* _Problem description_:
Write out the records again, exactly, leaving none out.

* _Entries taken from a collection_:
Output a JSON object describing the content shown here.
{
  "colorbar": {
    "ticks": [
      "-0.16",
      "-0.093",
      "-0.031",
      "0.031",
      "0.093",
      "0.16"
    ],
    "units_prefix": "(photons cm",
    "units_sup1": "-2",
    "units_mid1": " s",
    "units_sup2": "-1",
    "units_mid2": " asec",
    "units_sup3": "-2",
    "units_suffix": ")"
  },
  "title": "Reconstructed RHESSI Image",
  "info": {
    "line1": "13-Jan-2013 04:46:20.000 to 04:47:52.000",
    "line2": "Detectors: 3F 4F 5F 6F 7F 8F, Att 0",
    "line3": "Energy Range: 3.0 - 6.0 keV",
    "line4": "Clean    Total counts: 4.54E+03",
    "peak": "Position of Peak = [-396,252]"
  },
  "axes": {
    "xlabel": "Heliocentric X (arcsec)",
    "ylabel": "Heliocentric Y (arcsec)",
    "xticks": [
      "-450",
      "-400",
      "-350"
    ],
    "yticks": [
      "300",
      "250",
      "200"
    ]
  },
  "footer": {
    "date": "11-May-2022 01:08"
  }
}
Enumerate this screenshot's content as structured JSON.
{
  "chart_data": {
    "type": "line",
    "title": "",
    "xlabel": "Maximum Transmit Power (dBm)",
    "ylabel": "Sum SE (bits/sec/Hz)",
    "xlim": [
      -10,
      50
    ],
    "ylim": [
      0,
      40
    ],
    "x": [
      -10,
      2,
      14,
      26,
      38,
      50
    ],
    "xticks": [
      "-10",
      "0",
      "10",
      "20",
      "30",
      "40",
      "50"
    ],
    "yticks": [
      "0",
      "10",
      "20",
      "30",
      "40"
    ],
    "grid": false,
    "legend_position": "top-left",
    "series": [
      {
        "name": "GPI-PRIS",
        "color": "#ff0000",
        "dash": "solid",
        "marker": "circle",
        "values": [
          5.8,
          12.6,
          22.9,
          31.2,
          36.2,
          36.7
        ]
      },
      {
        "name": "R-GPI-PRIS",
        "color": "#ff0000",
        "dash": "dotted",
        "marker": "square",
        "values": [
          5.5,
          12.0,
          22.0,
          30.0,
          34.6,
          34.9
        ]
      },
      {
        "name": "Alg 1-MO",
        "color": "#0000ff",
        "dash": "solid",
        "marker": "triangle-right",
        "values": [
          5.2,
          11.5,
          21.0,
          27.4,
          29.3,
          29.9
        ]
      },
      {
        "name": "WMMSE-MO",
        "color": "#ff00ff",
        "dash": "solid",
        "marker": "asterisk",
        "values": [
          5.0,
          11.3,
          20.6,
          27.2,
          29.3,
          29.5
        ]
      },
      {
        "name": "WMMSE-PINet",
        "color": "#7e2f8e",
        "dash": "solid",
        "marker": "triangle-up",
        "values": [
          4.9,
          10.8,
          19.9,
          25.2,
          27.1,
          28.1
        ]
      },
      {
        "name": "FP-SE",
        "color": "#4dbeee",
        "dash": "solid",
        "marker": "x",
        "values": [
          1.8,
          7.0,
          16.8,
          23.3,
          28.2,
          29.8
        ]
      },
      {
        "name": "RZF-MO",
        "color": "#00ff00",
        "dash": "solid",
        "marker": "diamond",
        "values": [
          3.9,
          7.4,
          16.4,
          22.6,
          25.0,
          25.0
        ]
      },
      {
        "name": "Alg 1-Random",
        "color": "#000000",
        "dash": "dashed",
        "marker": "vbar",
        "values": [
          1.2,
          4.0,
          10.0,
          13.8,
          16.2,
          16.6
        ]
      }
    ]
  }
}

* _Task answer_:
Output a JSON object describing the content shown here.
{
  "colorbar": {
    "ticks": [
      "-0.16",
      "-0.093",
      "-0.031",
      "0.031",
      "0.093",
      "0.16"
    ],
    "units_prefix": "(photons cm",
    "units_sup1": "-2",
    "units_mid1": " s",
    "units_sup2": "-1",
    "units_mid2": " asec",
    "units_sup3": "-2",
    "units_suffix": ")"
  },
  "title": "Reconstructed RHESSI Image",
  "info": {
    "line1": "13-Jan-2013 04:46:20.000 to 04:47:52.000",
    "line2": "Detectors: 3F 4F 5F 6F 7F 8F, Att 0",
    "line3": "Energy Range: 3.0 - 6.0 keV",
    "line4": "Clean    Total counts: 4.54E+03",
    "peak": "Position of Peak = [-396,252]"
  },
  "axes": {
    "xlabel": "Heliocentric X (arcsec)",
    "ylabel": "Heliocentric Y (arcsec)",
    "xticks": [
      "-450",
      "-400",
      "-350"
    ],
    "yticks": [
      "300",
      "250",
      "200"
    ]
  },
  "footer": {
    "date": "11-May-2022 01:08"
  }
}
Enumerate this screenshot's content as structured JSON.
{
  "chart_data": {
    "type": "line",
    "title": "",
    "xlabel": "Maximum Transmit Power (dBm)",
    "ylabel": "Sum SE (bits/sec/Hz)",
    "xlim": [
      -10,
      50
    ],
    "ylim": [
      0,
      40
    ],
    "x": [
      -10,
      2,
      14,
      26,
      38,
      50
    ],
    "xticks": [
      "-10",
      "0",
      "10",
      "20",
      "30",
      "40",
      "50"
    ],
    "yticks": [
      "0",
      "10",
      "20",
      "30",
      "40"
    ],
    "grid": false,
    "legend_position": "top-left",
    "series": [
      {
        "name": "GPI-PRIS",
        "color": "#ff0000",
        "dash": "solid",
        "marker": "circle",
        "values": [
          5.8,
          12.6,
          22.9,
          31.2,
          36.2,
          36.7
        ]
      },
      {
        "name": "R-GPI-PRIS",
        "color": "#ff0000",
        "dash": "dotted",
        "marker": "square",
        "values": [
          5.5,
          12.0,
          22.0,
          30.0,
          34.6,
          34.9
        ]
      },
      {
        "name": "Alg 1-MO",
        "color": "#0000ff",
        "dash": "solid",
        "marker": "triangle-right",
        "values": [
          5.2,
          11.5,
          21.0,
          27.4,
          29.3,
          29.9
        ]
      },
      {
        "name": "WMMSE-MO",
        "color": "#ff00ff",
        "dash": "solid",
        "marker": "asterisk",
        "values": [
          5.0,
          11.3,
          20.6,
          27.2,
          29.3,
          29.5
        ]
      },
      {
        "name": "WMMSE-PINet",
        "color": "#7e2f8e",
        "dash": "solid",
        "marker": "triangle-up",
        "values": [
          4.9,
          10.8,
          19.9,
          25.2,
          27.1,
          28.1
        ]
      },
      {
        "name": "FP-SE",
        "color": "#4dbeee",
        "dash": "solid",
        "marker": "x",
        "values": [
          1.8,
          7.0,
          16.8,
          23.3,
          28.2,
          29.8
        ]
      },
      {
        "name": "RZF-MO",
        "color": "#00ff00",
        "dash": "solid",
        "marker": "diamond",
        "values": [
          3.9,
          7.4,
          16.4,
          22.6,
          25.0,
          25.0
        ]
      },
      {
        "name": "Alg 1-Random",
        "color": "#000000",
        "dash": "dashed",
        "marker": "vbar",
        "values": [
          1.2,
          4.0,
          10.0,
          13.8,
          16.2,
          16.6
        ]
      }
    ]
  }
}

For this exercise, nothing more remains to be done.